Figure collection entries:
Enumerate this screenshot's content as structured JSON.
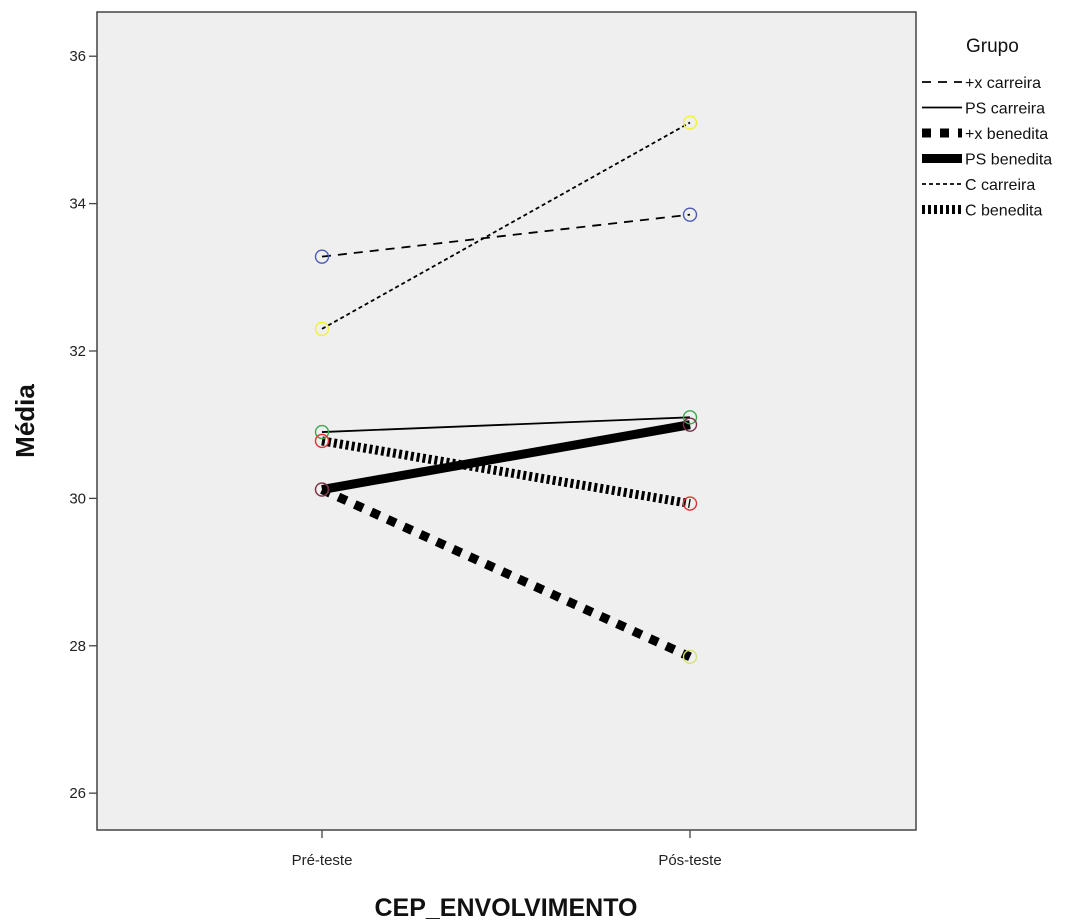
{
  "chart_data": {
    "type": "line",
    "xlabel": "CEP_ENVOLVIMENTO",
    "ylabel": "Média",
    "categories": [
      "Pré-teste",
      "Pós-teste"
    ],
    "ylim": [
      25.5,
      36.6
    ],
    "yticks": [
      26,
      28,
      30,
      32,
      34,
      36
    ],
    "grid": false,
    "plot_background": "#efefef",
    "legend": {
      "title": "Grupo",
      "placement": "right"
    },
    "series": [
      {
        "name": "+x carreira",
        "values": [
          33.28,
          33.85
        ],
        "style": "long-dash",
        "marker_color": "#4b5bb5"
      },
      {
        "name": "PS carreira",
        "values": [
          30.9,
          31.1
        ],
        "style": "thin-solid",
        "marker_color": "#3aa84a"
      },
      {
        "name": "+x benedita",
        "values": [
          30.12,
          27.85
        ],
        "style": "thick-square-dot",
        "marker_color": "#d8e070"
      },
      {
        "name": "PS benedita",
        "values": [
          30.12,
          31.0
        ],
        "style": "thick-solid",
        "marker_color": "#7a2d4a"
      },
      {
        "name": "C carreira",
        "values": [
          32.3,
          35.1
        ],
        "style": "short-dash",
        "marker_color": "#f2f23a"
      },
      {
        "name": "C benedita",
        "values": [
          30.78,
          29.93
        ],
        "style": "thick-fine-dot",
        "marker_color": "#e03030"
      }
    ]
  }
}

- **GOAL OF THE EXERCISE**
Identify each line containing the string "style" and copy it out.

- **FULL OUTPUT**
        "style": "long-dash",
        "style": "thin-solid",
        "style": "thick-square-dot",
        "style": "thick-solid",
        "style": "short-dash",
        "style": "thick-fine-dot",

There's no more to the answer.